• YOUR GOAL:
What follows is a listing; restate every line of it word for word.

-------- DATASET CONTENT

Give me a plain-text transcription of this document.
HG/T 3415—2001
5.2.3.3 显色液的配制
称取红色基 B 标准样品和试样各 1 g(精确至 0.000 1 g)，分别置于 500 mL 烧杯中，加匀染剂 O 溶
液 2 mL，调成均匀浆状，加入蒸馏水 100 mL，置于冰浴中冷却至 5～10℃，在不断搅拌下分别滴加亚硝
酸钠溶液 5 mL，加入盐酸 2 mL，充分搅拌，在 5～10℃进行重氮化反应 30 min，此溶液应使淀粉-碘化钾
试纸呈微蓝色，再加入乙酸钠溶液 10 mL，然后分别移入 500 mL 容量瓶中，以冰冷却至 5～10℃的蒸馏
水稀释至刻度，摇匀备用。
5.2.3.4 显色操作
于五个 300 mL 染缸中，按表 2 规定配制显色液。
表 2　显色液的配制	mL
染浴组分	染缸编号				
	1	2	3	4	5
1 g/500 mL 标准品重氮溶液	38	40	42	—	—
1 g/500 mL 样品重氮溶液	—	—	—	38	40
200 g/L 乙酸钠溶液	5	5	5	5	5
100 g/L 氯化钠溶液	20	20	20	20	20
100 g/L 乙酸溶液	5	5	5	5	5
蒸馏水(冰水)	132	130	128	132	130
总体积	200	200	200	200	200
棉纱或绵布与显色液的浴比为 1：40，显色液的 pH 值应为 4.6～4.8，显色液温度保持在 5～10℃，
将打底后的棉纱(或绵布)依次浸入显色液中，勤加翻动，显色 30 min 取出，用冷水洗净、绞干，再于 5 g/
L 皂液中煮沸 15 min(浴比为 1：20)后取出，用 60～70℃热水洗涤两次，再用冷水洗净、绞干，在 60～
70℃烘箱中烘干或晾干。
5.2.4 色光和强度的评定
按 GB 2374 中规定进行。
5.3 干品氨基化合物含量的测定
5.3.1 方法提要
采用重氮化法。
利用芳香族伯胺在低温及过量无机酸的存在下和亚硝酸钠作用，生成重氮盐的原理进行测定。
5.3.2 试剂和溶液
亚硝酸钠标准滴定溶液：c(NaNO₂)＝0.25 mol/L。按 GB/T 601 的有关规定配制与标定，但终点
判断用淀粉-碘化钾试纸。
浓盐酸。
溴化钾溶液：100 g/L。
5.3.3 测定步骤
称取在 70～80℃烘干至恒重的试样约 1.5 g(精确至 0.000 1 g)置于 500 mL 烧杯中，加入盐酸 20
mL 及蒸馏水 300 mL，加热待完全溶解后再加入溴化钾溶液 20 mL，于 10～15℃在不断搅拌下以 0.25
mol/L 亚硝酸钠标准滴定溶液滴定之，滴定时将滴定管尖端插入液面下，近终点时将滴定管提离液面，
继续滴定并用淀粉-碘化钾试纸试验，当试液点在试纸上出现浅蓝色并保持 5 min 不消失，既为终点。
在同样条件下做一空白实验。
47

----------------

• WORKED ANSWER:
Give me a plain-text transcription of this document.
HG/T 3415—2001
5.2.3.3 显色液的配制
称取红色基 B 标准样品和试样各 1 g(精确至 0.000 1 g)，分别置于 500 mL 烧杯中，加匀染剂 O 溶
液 2 mL，调成均匀浆状，加入蒸馏水 100 mL，置于冰浴中冷却至 5～10℃，在不断搅拌下分别滴加亚硝
酸钠溶液 5 mL，加入盐酸 2 mL，充分搅拌，在 5～10℃进行重氮化反应 30 min，此溶液应使淀粉-碘化钾
试纸呈微蓝色，再加入乙酸钠溶液 10 mL，然后分别移入 500 mL 容量瓶中，以冰冷却至 5～10℃的蒸馏
水稀释至刻度，摇匀备用。
5.2.3.4 显色操作
于五个 300 mL 染缸中，按表 2 规定配制显色液。
表 2　显色液的配制	mL
染浴组分	染缸编号				
	1	2	3	4	5
1 g/500 mL 标准品重氮溶液	38	40	42	—	—
1 g/500 mL 样品重氮溶液	—	—	—	38	40
200 g/L 乙酸钠溶液	5	5	5	5	5
100 g/L 氯化钠溶液	20	20	20	20	20
100 g/L 乙酸溶液	5	5	5	5	5
蒸馏水(冰水)	132	130	128	132	130
总体积	200	200	200	200	200
棉纱或绵布与显色液的浴比为 1：40，显色液的 pH 值应为 4.6～4.8，显色液温度保持在 5～10℃，
将打底后的棉纱(或绵布)依次浸入显色液中，勤加翻动，显色 30 min 取出，用冷水洗净、绞干，再于 5 g/
L 皂液中煮沸 15 min(浴比为 1：20)后取出，用 60～70℃热水洗涤两次，再用冷水洗净、绞干，在 60～
70℃烘箱中烘干或晾干。
5.2.4 色光和强度的评定
按 GB 2374 中规定进行。
5.3 干品氨基化合物含量的测定
5.3.1 方法提要
采用重氮化法。
利用芳香族伯胺在低温及过量无机酸的存在下和亚硝酸钠作用，生成重氮盐的原理进行测定。
5.3.2 试剂和溶液
亚硝酸钠标准滴定溶液：c(NaNO₂)＝0.25 mol/L。按 GB/T 601 的有关规定配制与标定，但终点
判断用淀粉-碘化钾试纸。
浓盐酸。
溴化钾溶液：100 g/L。
5.3.3 测定步骤
称取在 70～80℃烘干至恒重的试样约 1.5 g(精确至 0.000 1 g)置于 500 mL 烧杯中，加入盐酸 20
mL 及蒸馏水 300 mL，加热待完全溶解后再加入溴化钾溶液 20 mL，于 10～15℃在不断搅拌下以 0.25
mol/L 亚硝酸钠标准滴定溶液滴定之，滴定时将滴定管尖端插入液面下，近终点时将滴定管提离液面，
继续滴定并用淀粉-碘化钾试纸试验，当试液点在试纸上出现浅蓝色并保持 5 min 不消失，既为终点。
在同样条件下做一空白实验。
47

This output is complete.